(Data entries)
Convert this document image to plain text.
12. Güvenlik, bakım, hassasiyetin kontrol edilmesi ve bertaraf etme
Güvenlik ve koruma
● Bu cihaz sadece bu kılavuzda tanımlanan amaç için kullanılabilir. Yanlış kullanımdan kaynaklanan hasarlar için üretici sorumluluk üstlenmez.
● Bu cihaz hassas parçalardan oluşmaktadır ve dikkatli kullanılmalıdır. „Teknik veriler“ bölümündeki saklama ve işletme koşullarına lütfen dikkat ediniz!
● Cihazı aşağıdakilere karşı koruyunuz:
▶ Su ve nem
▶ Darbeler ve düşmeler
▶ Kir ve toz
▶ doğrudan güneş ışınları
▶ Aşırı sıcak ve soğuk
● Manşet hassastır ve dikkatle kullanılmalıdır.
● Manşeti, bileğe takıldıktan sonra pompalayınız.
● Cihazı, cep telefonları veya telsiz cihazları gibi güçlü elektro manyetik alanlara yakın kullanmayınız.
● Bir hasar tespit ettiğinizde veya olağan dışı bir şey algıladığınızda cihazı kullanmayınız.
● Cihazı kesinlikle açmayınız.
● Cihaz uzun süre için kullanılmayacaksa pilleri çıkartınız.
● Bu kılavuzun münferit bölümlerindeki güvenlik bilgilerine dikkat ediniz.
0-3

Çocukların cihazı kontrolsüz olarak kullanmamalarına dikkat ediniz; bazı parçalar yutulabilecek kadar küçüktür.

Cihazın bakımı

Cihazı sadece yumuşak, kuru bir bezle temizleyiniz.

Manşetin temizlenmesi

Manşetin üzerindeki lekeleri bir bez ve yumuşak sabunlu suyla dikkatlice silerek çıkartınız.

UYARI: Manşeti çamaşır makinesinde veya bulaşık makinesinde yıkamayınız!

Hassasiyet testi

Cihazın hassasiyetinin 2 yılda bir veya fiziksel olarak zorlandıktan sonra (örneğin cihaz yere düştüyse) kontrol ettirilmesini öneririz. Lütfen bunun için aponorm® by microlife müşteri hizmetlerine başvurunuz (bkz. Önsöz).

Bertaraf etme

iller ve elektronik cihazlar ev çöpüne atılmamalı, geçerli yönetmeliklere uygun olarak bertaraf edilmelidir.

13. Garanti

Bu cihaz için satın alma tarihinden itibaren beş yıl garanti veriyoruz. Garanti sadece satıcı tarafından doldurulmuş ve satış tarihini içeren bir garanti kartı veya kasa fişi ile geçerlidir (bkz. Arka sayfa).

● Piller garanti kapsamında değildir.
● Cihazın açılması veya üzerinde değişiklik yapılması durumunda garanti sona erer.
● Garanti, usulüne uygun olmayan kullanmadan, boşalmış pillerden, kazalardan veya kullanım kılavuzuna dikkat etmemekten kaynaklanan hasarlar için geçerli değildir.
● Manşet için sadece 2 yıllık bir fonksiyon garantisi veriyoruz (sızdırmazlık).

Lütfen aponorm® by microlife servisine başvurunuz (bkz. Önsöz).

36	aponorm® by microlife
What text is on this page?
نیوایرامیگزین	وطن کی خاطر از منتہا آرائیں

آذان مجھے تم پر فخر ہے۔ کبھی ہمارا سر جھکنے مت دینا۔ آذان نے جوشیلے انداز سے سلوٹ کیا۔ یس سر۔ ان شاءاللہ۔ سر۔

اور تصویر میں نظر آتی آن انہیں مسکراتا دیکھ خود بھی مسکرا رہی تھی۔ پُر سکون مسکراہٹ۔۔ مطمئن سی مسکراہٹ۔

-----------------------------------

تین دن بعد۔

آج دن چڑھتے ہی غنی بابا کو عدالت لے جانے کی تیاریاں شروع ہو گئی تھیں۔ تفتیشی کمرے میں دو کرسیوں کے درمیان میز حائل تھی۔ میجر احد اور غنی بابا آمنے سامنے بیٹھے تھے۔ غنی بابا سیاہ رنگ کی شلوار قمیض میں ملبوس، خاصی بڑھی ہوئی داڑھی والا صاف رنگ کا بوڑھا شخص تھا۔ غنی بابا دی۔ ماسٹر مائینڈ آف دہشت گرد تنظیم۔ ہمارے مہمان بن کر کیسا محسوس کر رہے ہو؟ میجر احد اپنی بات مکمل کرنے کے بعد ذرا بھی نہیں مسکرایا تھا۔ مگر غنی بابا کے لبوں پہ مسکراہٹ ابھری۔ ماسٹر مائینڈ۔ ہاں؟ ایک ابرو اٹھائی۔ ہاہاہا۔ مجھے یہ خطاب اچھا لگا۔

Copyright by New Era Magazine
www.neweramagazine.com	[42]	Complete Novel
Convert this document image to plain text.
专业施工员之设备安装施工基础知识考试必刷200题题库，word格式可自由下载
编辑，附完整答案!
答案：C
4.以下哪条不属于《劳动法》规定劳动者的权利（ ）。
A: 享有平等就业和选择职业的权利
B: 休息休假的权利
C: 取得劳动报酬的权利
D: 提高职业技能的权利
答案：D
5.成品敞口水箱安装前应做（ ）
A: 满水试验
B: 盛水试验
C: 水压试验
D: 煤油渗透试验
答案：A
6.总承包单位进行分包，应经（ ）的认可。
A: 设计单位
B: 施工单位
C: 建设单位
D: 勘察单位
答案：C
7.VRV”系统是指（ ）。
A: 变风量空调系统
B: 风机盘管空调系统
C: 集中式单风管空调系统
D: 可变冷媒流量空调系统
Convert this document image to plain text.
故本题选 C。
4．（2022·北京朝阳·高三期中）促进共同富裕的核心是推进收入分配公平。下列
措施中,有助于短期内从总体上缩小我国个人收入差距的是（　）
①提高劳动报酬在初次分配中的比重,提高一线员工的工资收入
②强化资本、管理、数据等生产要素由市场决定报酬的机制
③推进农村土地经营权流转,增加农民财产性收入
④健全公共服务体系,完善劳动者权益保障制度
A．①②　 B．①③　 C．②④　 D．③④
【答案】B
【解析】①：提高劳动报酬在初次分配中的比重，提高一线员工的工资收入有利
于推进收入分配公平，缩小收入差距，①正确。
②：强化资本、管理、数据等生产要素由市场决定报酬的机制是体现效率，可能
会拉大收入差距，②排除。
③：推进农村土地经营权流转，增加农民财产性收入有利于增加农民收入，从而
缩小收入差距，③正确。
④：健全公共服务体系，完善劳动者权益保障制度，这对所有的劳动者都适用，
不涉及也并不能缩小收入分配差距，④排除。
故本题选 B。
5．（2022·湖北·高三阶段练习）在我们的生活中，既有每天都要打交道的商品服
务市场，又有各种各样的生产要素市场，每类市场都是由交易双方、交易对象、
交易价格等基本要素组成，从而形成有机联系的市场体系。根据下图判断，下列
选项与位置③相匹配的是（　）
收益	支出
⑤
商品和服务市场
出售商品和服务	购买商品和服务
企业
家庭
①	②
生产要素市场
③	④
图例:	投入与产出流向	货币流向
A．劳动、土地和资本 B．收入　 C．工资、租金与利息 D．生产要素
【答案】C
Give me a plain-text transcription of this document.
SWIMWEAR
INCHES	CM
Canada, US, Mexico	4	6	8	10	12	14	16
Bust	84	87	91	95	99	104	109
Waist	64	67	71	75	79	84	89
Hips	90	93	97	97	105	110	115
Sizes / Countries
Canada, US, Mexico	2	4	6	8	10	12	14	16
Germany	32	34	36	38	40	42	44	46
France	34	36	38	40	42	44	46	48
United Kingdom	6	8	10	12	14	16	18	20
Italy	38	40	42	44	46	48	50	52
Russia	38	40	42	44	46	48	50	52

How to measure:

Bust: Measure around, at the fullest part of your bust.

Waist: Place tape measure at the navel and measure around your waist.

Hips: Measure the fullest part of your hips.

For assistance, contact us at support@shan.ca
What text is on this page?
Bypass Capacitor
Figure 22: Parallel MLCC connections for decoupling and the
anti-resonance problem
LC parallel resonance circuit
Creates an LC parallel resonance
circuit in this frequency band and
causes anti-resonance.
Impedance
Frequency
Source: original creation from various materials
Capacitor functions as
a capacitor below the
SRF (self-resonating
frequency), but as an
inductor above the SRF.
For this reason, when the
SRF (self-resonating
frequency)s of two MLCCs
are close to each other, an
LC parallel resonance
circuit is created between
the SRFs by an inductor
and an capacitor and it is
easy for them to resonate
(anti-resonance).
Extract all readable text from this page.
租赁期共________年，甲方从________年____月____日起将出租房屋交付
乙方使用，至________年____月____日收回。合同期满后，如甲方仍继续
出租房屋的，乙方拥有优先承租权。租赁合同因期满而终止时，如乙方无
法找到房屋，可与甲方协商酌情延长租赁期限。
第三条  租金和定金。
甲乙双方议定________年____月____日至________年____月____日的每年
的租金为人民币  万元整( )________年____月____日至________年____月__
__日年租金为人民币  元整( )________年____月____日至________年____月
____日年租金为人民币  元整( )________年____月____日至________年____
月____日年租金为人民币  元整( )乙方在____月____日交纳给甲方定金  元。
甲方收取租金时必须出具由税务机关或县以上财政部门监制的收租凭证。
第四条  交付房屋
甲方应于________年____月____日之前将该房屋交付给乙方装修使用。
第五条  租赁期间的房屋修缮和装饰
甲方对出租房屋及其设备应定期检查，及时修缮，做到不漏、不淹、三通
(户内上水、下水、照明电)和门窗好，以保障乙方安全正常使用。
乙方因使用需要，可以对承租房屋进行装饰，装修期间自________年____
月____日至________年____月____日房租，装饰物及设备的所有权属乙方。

* [EXERCISE DIRECTIONS]: Count the lines above in which the word "yumuşak" appears, then state only that count.

* [SOLUTION TO THIS EXERCISE]: 2